----- Text -----

Opinion
No. 21-5057
02-03-2023
Christopher Deal, Senior Counsel, Consumer Financial Protection Bureau, argued the cause for appellants. With him on the briefs were Kristin Bateman, Acting Assistant General Counsel, and Julia Szybala, Senior Counsel. Kannon K. Shanmugam argued the cause for appellee. With him on the brief were Kelly P. Dunbar, William T. Marks, and Brian M. Lipshutz.
Christopher Deal, Senior Counsel, Consumer Financial Protection Bureau, argued the cause for appellants. With him on the briefs were Kristin Bateman, Acting Assistant General Counsel, and Julia Szybala, Senior Counsel.
Kannon K. Shanmugam argued the cause for appellee. With him on the brief were Kelly P. Dunbar, William T. Marks, and Brian M. Lipshutz.
Before: Srinivasan, Chief Judge, Pillard and Rao, Circuit Judges.
Rao, Circuit Judge:
The Bureau of Consumer Financial Protection ("the CFPB") promulgated the Prepaid Rule, which regulates digital wallets and other prepaid accounts. As relevant here, the Rule requires financial institutions to make certain disclosures by using model language or other "substantially similar" wording. Challenging the Rule on statutory, administrative, and constitutional grounds, PayPal sued the CFPB. The district court reached only PayPal's statutory claims, vacating part of the Rule because it mandated a "model clause" in violation of the Electronic Fund Transfer Act ("EFTA").

-----

## Exercise 1
List the judges named on the panel in the opinion.
## Exercise 2
According to the opinion, which act did the district court find the Rule violated?
The lines after this opinion are not needed for any task.

----- Supplied material -----

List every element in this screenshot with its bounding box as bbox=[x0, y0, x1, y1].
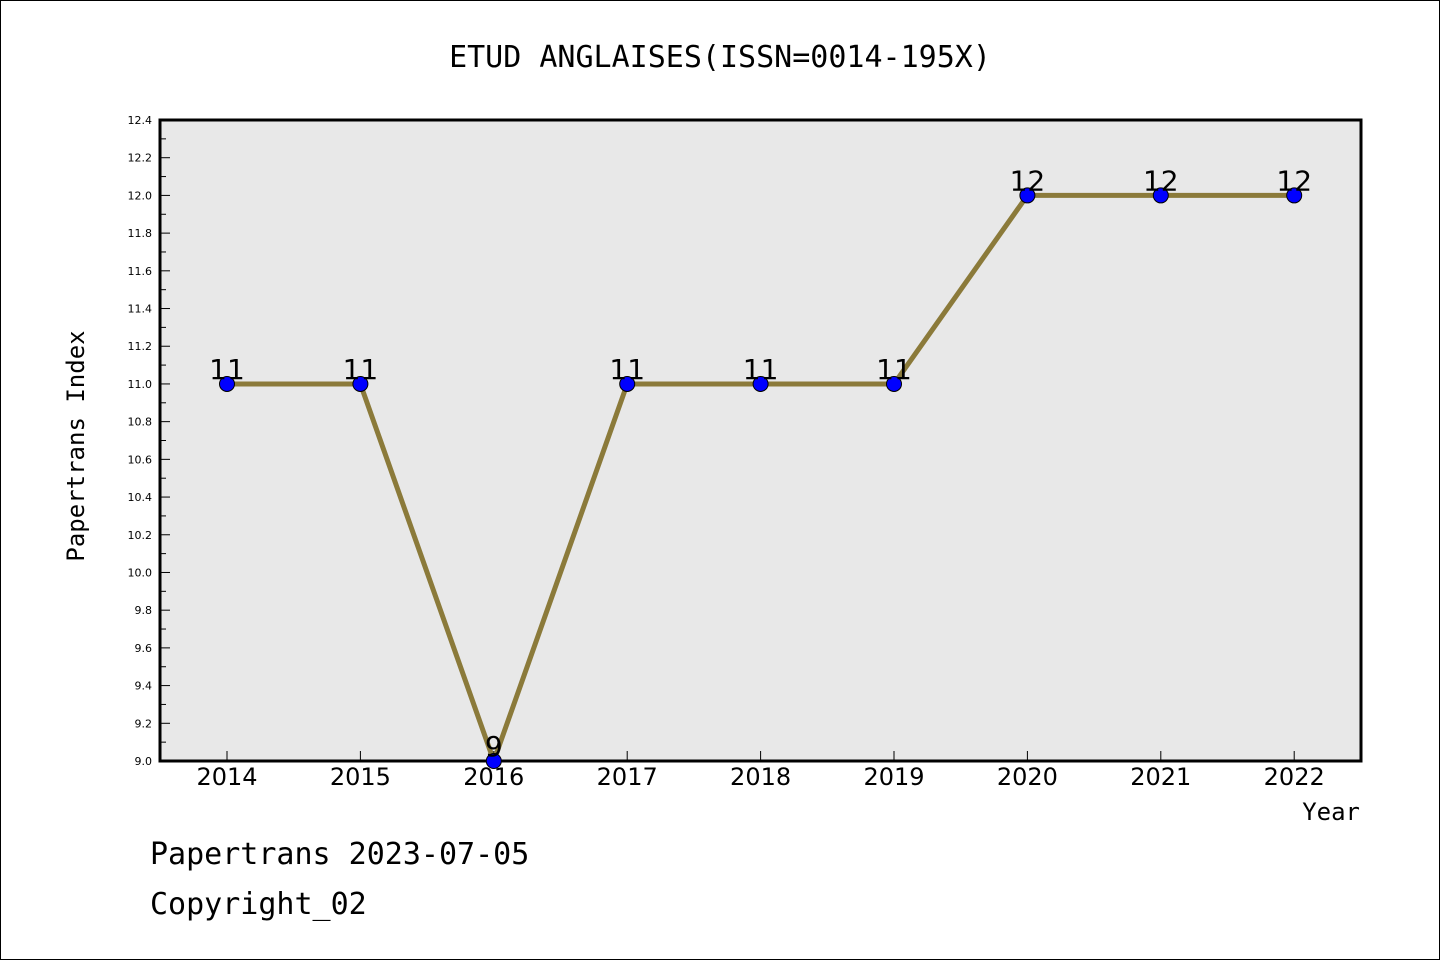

-----

## Exercise result 1
Srinivasan, Pillard, and Rao

## Exercise result 2
The Electronic Fund Transfer Act ("EFTA")